▶ [DIRECTIONS FOR THIS TASK] Print the following lines verbatim, beginning at the line that contains "Bar (25, 178, 870, 298)" and stopping after the line that contains "Bar (25, 329, 870, 449)".

[START PROVIDED RECORDS]

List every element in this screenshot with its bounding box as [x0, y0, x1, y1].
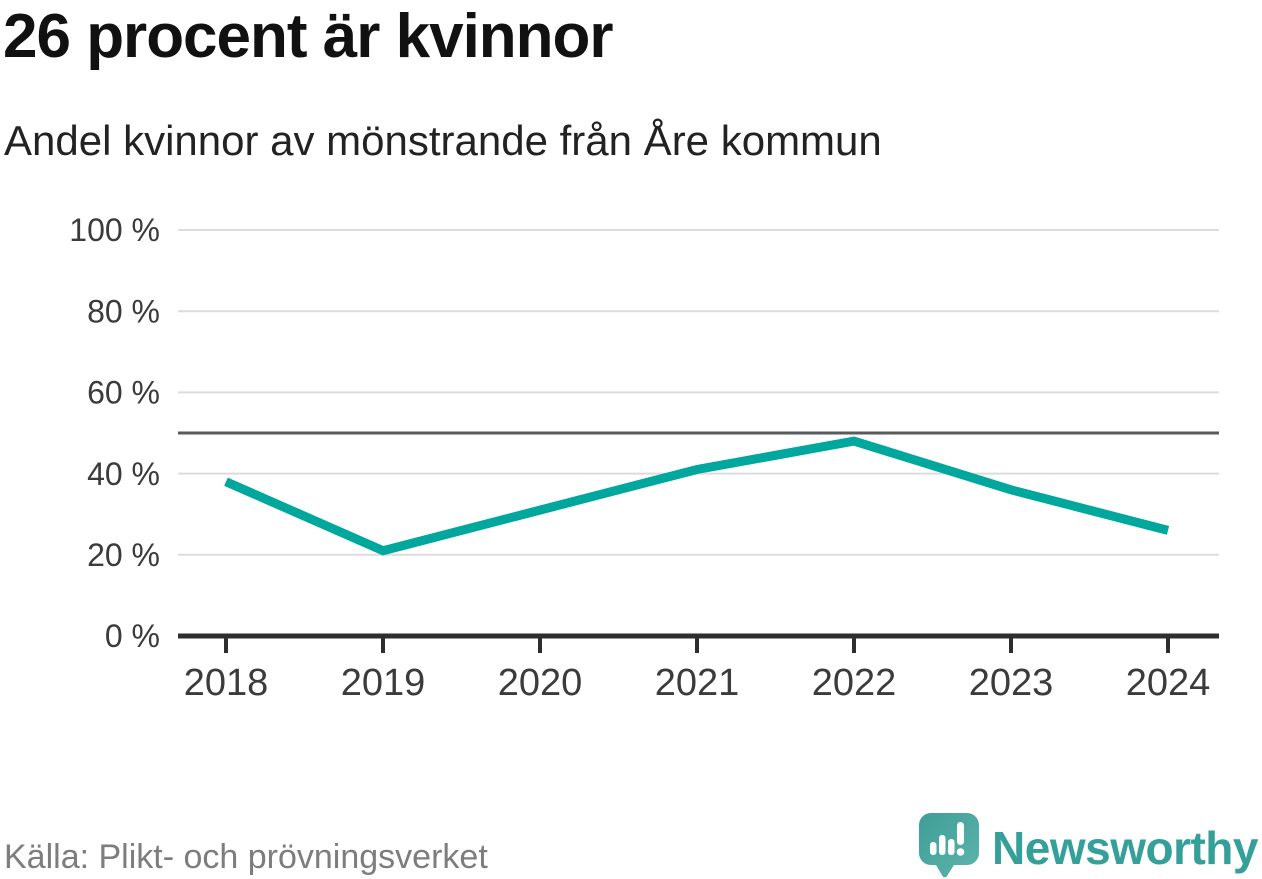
- svg-text:2022: 2022: [812, 662, 897, 704]
- bar-chart-icon: [930, 822, 965, 856]
- svg-text:80 %: 80 %: [87, 293, 160, 329]
- svg-text:100 %: 100 %: [69, 212, 160, 248]
- line-chart-svg: 100 % 80 % 60 % 40 % 20 % 0 % 2018 2019 2020 2021…: [69, 212, 1219, 704]
- svg-text:0 %: 0 %: [105, 618, 160, 654]
- svg-text:20 %: 20 %: [87, 537, 160, 573]
- newsworthy-wordmark: Newsworthy: [992, 821, 1258, 874]
- svg-text:2024: 2024: [1126, 662, 1211, 704]
- svg-text:40 %: 40 %: [87, 456, 160, 492]
- svg-text:2018: 2018: [184, 662, 269, 704]
- svg-text:2019: 2019: [341, 662, 426, 704]
- svg-text:2023: 2023: [969, 662, 1054, 704]
- svg-text:60 %: 60 %: [87, 375, 160, 411]
- line-chart: 100 % 80 % 60 % 40 % 20 % 0 % 2018 2019 2020 2021…: [0, 190, 1262, 710]
- svg-text:2020: 2020: [498, 662, 583, 704]
- source-note: Källa: Plikt- och prövningsverket: [4, 838, 488, 876]
- svg-text:2021: 2021: [655, 662, 740, 704]
- chart-subtitle: Andel kvinnor av mönstrande från Åre kom…: [4, 117, 882, 164]
- chart-title: 26 procent är kvinnor: [3, 2, 614, 71]
- newsworthy-logo: Newsworthy: [918, 812, 1258, 879]
- newsworthy-logo-icon: [918, 812, 980, 879]
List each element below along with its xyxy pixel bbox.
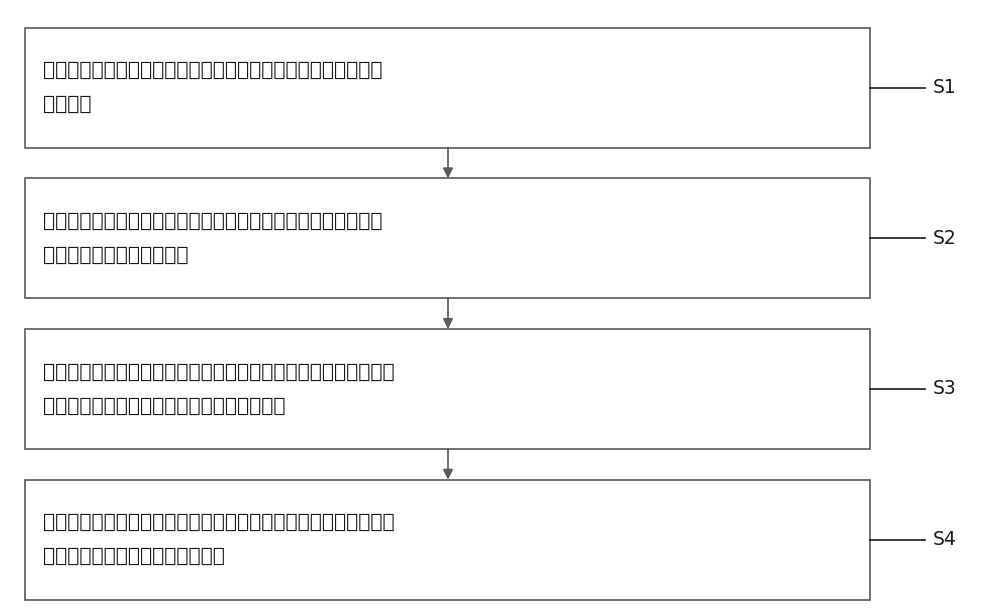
Bar (25, 178, 870, 298)
Text: 利用预先构建的缺陷标注模型对超声波检测图像进行焊缝区域自: 利用预先构建的缺陷标注模型对超声波检测图像进行焊缝区域自 (43, 212, 382, 231)
Text: 实现对待检测物体的焊缝缺陷识别: 实现对待检测物体的焊缝缺陷识别 (43, 547, 225, 566)
Text: 利用图像识别技术获取缺陷标注图像中焊缝图像的纹理特征数据，: 利用图像识别技术获取缺陷标注图像中焊缝图像的纹理特征数据， (43, 363, 395, 381)
Bar (25, 480, 870, 600)
Text: S1: S1 (933, 78, 957, 97)
Text: 检测图像: 检测图像 (43, 95, 92, 114)
Text: 利用超声波探测设备对待检测物体进行超声波成像，得到超声波: 利用超声波探测设备对待检测物体进行超声波成像，得到超声波 (43, 62, 382, 80)
Text: S4: S4 (933, 530, 957, 549)
Text: 并通过协同算法对纹理特征数据进行类别识别: 并通过协同算法对纹理特征数据进行类别识别 (43, 397, 286, 415)
Text: S2: S2 (933, 229, 957, 248)
Text: 动定位，得到缺陷标注图像: 动定位，得到缺陷标注图像 (43, 246, 188, 264)
Text: S3: S3 (933, 379, 957, 399)
Bar (25, 28, 870, 148)
Bar (25, 329, 870, 449)
Text: 将识别结果输出至前端界面，并利用制图软件自动描绘焊缝形状，: 将识别结果输出至前端界面，并利用制图软件自动描绘焊缝形状， (43, 514, 395, 532)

[END PROVIDED RECORDS]

▶ [THE SOLUTION]
Bar (25, 178, 870, 298)
Text: 利用预先构建的缺陷标注模型对超声波检测图像进行焊缝区域自: 利用预先构建的缺陷标注模型对超声波检测图像进行焊缝区域自 (43, 212, 382, 231)
Text: 实现对待检测物体的焊缝缺陷识别: 实现对待检测物体的焊缝缺陷识别 (43, 547, 225, 566)
Text: 利用图像识别技术获取缺陷标注图像中焊缝图像的纹理特征数据，: 利用图像识别技术获取缺陷标注图像中焊缝图像的纹理特征数据， (43, 363, 395, 381)
Bar (25, 480, 870, 600)
Text: S1: S1 (933, 78, 957, 97)
Text: 检测图像: 检测图像 (43, 95, 92, 114)
Text: 利用超声波探测设备对待检测物体进行超声波成像，得到超声波: 利用超声波探测设备对待检测物体进行超声波成像，得到超声波 (43, 62, 382, 80)
Text: S4: S4 (933, 530, 957, 549)
Text: 并通过协同算法对纹理特征数据进行类别识别: 并通过协同算法对纹理特征数据进行类别识别 (43, 397, 286, 415)
Text: S2: S2 (933, 229, 957, 248)
Text: 动定位，得到缺陷标注图像: 动定位，得到缺陷标注图像 (43, 246, 188, 264)
Text: S3: S3 (933, 379, 957, 399)
Bar (25, 28, 870, 148)
Bar (25, 329, 870, 449)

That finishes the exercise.